**GOAL**
Check each line of the records below and collect those holding "found".
----------
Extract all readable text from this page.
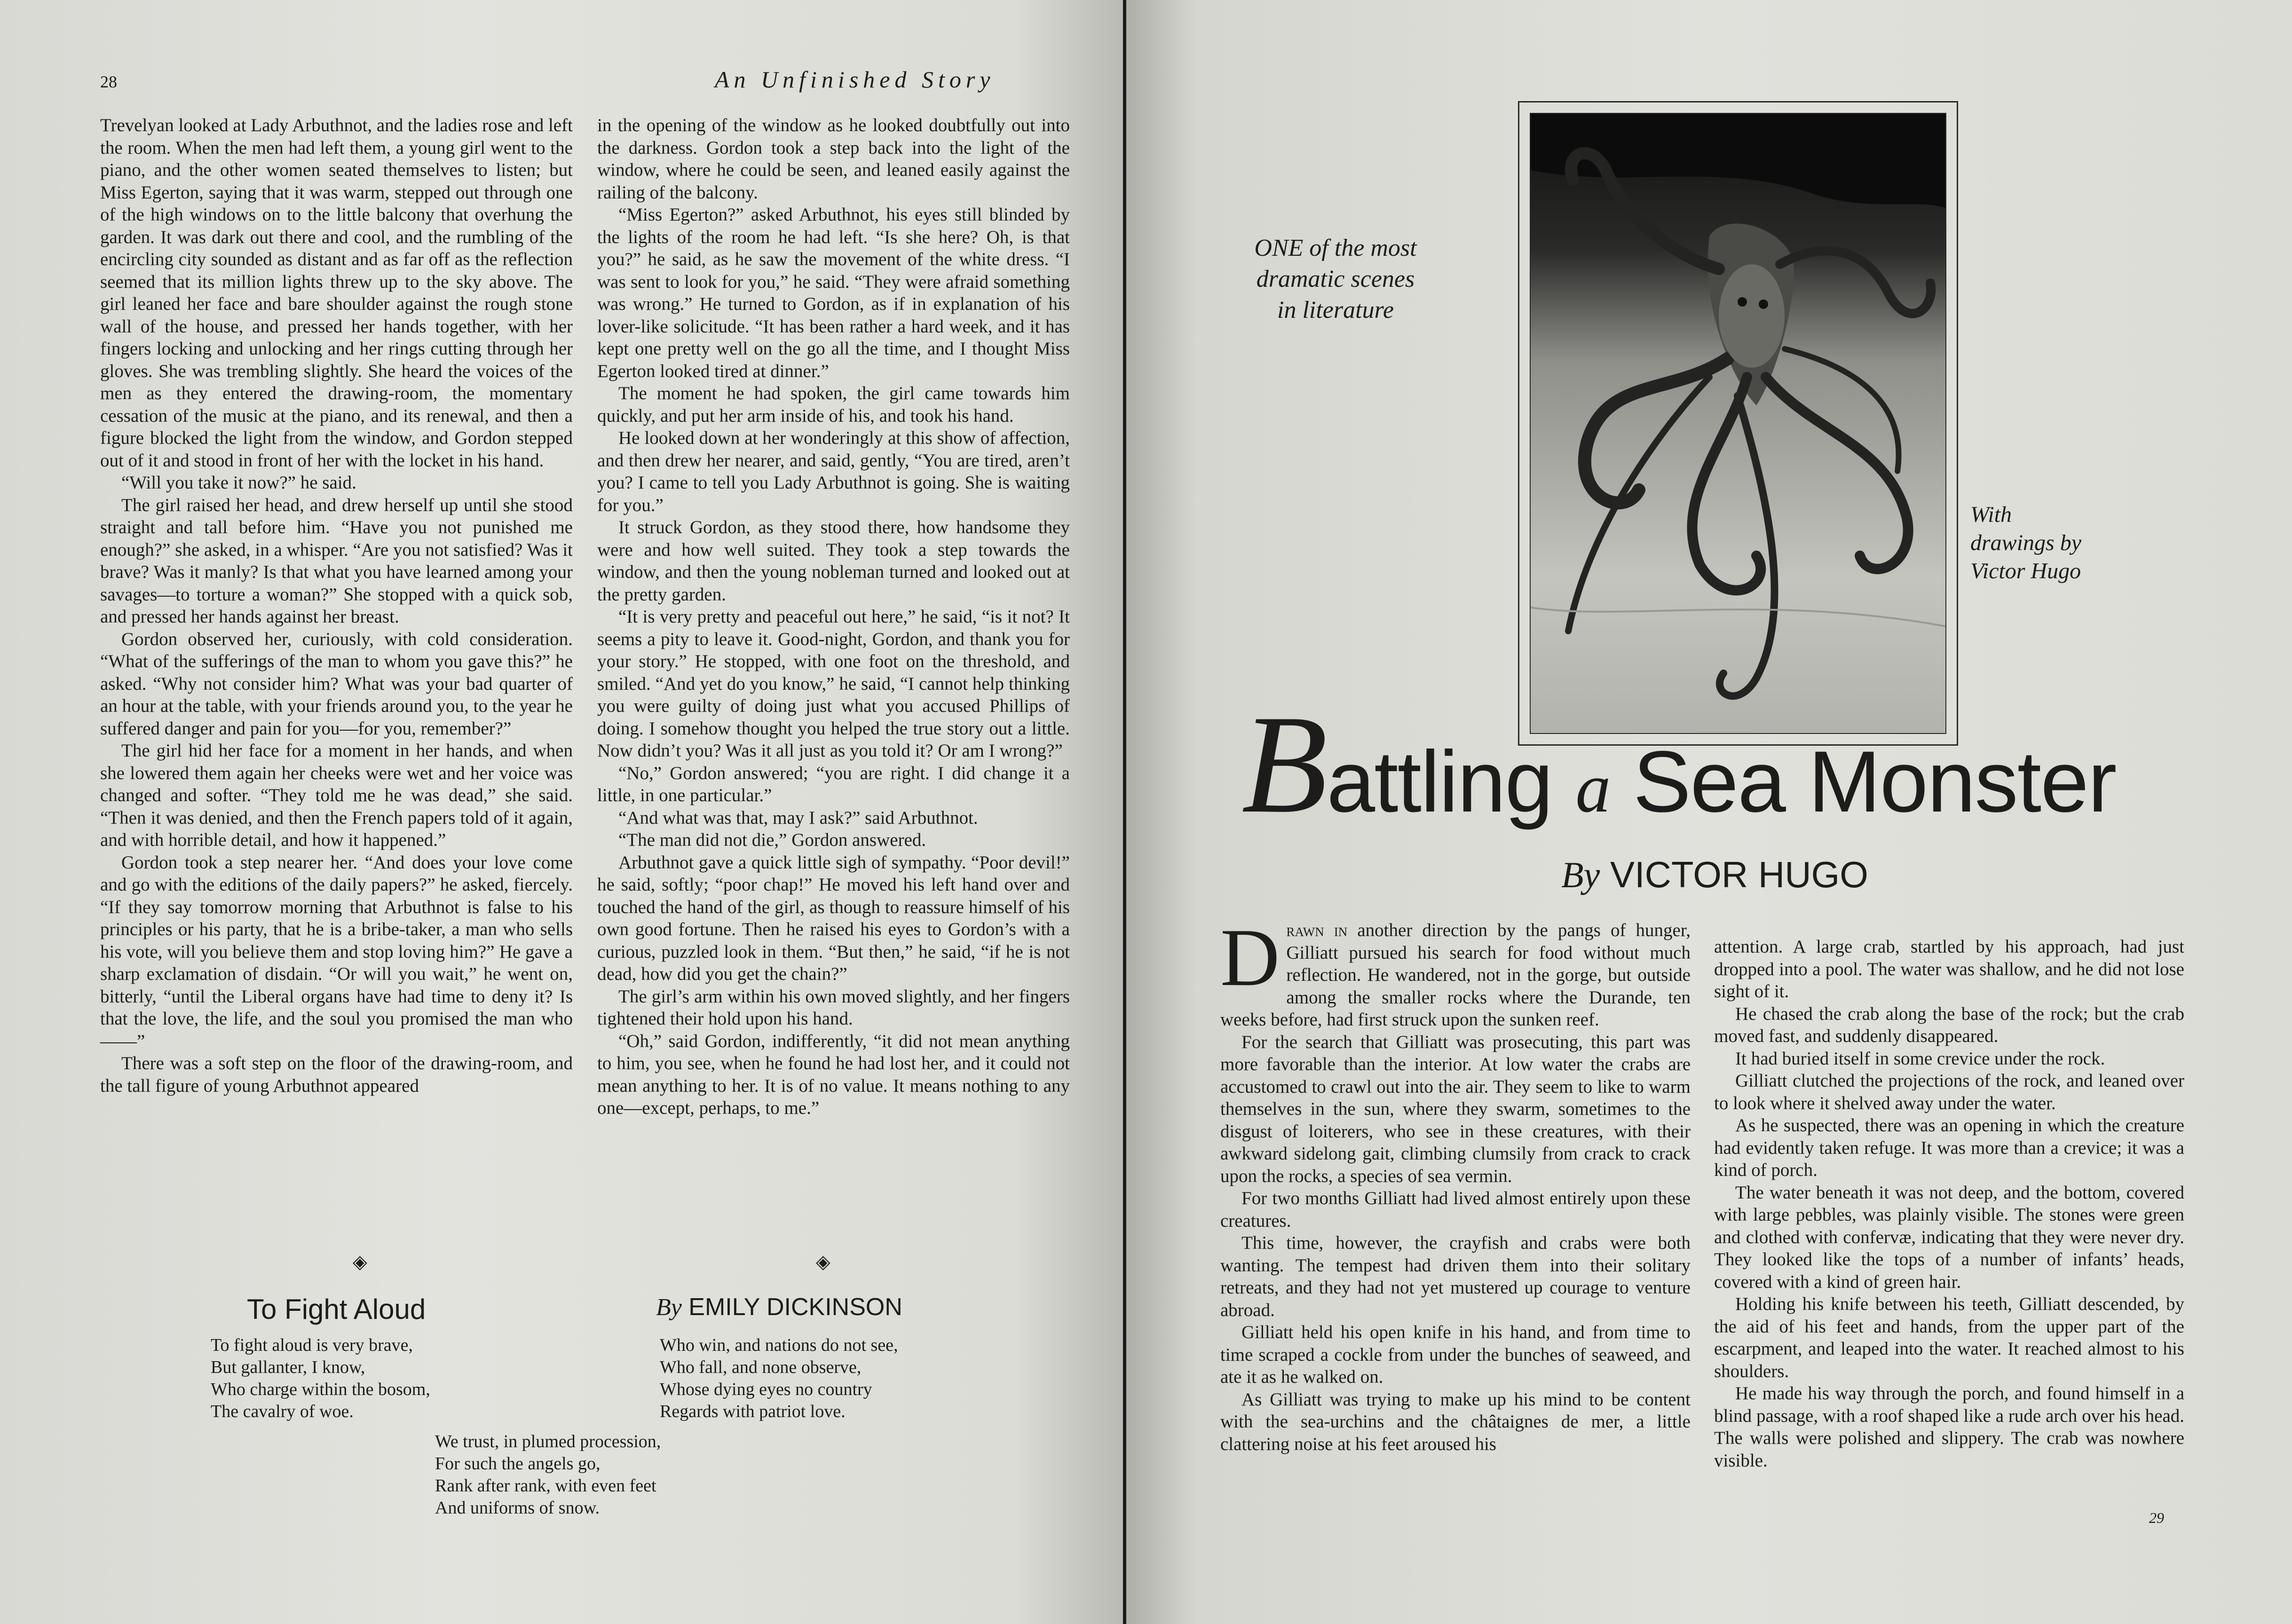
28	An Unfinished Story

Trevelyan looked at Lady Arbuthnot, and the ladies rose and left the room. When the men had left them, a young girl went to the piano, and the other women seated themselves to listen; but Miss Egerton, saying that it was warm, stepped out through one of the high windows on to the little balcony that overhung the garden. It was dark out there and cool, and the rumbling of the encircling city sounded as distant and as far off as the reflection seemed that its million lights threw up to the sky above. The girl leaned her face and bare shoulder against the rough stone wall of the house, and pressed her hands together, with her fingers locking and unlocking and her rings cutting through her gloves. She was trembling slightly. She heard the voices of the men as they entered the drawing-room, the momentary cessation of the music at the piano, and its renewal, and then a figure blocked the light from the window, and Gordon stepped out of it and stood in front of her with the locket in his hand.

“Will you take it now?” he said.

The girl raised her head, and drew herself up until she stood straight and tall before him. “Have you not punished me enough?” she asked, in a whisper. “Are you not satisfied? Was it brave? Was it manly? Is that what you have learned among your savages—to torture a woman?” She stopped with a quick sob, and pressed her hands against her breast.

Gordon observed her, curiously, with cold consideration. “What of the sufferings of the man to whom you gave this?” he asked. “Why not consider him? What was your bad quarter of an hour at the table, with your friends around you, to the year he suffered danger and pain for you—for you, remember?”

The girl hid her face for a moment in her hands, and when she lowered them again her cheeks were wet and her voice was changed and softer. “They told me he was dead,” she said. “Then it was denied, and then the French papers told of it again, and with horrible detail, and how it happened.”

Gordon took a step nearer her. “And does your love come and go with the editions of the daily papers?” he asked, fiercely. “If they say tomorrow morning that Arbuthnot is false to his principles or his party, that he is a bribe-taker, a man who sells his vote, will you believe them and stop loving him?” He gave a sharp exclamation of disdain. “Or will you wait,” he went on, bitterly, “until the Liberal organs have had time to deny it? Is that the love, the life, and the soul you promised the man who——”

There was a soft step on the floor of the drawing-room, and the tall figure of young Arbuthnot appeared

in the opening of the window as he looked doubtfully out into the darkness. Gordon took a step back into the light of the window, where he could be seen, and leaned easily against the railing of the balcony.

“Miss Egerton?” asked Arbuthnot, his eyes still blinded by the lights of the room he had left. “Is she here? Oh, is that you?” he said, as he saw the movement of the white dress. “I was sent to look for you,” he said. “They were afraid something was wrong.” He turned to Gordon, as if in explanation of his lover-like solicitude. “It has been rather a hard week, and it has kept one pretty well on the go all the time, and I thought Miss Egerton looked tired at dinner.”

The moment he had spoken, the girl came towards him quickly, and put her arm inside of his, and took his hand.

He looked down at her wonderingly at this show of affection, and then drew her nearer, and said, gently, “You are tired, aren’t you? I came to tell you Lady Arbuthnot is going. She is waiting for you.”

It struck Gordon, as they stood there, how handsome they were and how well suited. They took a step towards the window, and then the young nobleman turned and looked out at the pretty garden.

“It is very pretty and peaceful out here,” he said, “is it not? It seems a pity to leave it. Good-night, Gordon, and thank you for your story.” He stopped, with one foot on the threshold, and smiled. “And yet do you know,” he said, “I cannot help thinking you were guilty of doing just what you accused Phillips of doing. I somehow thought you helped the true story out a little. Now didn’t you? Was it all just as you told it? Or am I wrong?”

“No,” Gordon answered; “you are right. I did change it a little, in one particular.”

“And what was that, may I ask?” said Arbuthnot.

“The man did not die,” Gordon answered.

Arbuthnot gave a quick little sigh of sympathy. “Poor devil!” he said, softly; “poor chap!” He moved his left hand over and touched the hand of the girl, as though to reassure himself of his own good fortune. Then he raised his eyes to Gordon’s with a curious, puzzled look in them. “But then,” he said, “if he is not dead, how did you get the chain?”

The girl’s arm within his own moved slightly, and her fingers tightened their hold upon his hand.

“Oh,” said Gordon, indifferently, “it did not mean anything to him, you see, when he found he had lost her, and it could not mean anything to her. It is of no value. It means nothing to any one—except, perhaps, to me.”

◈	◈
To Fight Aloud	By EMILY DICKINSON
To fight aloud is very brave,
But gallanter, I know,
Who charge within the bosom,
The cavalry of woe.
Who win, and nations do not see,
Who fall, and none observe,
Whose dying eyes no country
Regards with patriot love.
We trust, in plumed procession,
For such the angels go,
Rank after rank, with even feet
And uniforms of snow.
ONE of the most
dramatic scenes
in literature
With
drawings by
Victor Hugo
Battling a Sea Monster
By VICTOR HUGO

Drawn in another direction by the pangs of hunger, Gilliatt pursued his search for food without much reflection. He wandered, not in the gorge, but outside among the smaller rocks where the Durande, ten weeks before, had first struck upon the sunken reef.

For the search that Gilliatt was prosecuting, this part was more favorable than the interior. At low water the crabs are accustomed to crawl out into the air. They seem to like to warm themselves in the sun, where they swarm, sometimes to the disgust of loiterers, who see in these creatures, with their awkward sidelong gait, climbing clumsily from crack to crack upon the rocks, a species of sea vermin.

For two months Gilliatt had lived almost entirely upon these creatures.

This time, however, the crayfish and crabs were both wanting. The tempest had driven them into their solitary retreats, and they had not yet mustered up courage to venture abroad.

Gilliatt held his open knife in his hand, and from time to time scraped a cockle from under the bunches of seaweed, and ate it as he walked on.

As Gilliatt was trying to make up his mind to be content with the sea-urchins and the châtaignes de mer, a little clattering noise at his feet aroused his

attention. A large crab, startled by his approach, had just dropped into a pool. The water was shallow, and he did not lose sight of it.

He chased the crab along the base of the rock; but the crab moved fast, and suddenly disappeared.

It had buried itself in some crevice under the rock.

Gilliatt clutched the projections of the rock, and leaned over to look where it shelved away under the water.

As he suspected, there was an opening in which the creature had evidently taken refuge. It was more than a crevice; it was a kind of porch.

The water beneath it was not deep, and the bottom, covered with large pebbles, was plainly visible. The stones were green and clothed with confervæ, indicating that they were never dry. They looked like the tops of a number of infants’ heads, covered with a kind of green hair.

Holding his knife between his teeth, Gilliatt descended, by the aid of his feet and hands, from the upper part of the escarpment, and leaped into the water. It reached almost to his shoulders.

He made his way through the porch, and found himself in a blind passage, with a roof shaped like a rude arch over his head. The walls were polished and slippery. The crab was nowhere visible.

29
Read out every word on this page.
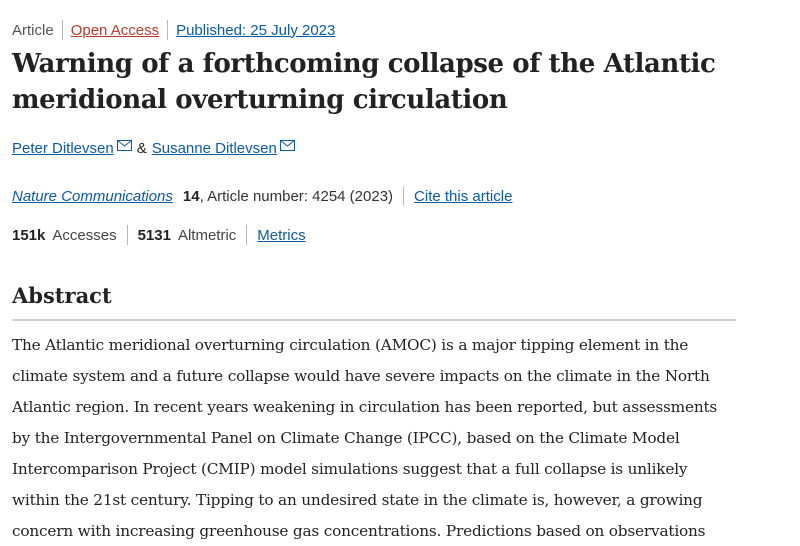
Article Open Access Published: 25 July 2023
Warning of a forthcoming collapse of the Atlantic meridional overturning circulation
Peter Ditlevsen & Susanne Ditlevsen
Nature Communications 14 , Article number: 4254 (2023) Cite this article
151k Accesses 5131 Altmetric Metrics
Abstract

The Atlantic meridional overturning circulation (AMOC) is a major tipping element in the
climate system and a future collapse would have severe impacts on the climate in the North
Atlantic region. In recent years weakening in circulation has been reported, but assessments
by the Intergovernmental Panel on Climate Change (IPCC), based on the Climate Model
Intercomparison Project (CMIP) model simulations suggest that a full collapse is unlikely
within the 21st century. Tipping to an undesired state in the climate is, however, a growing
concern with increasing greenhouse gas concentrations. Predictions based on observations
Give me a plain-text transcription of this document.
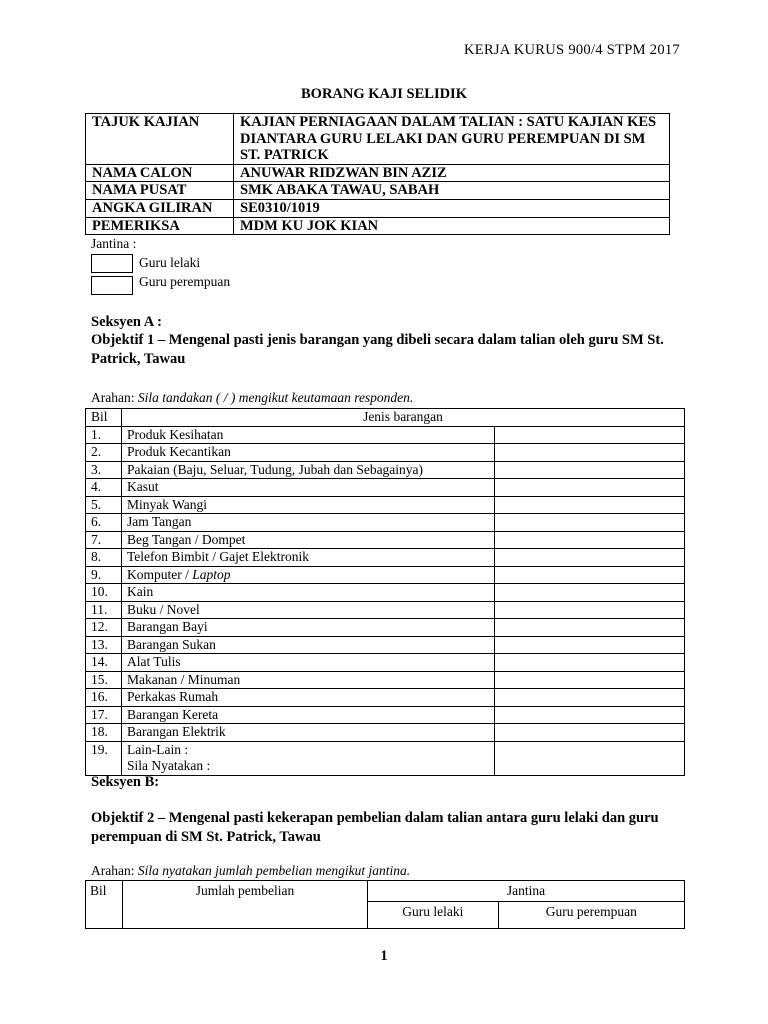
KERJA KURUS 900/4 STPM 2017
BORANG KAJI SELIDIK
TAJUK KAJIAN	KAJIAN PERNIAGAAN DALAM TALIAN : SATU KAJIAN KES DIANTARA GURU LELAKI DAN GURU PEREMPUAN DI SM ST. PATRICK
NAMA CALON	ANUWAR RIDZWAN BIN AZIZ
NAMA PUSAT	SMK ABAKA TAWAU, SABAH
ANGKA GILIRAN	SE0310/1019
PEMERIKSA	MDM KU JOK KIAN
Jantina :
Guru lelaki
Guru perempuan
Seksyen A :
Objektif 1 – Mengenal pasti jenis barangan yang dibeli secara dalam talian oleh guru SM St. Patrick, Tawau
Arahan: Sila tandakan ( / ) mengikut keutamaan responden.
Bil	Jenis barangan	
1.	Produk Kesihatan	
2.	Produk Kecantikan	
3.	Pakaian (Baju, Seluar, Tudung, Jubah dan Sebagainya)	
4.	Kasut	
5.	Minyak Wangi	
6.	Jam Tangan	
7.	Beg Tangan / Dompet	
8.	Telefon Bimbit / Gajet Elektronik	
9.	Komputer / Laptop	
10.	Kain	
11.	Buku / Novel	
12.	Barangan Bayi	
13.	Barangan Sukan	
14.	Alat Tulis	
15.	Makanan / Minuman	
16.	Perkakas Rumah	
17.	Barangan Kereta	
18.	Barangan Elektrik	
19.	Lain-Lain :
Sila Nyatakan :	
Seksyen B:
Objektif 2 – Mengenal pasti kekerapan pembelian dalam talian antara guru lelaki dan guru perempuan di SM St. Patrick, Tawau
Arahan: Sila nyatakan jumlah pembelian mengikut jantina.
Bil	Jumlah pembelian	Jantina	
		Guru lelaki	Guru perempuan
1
----------
**TASK RESPONSE**
“Oh,” said Gordon, indifferently, “it did not mean anything to him, you see, when he found he had lost her, and it could not mean anything to her. It is of no value. It means nothing to any one—except, perhaps, to me.”
He made his way through the porch, and found himself in a blind passage, with a roof shaped like a rude arch over his head. The walls were polished and slippery. The crab was nowhere visible.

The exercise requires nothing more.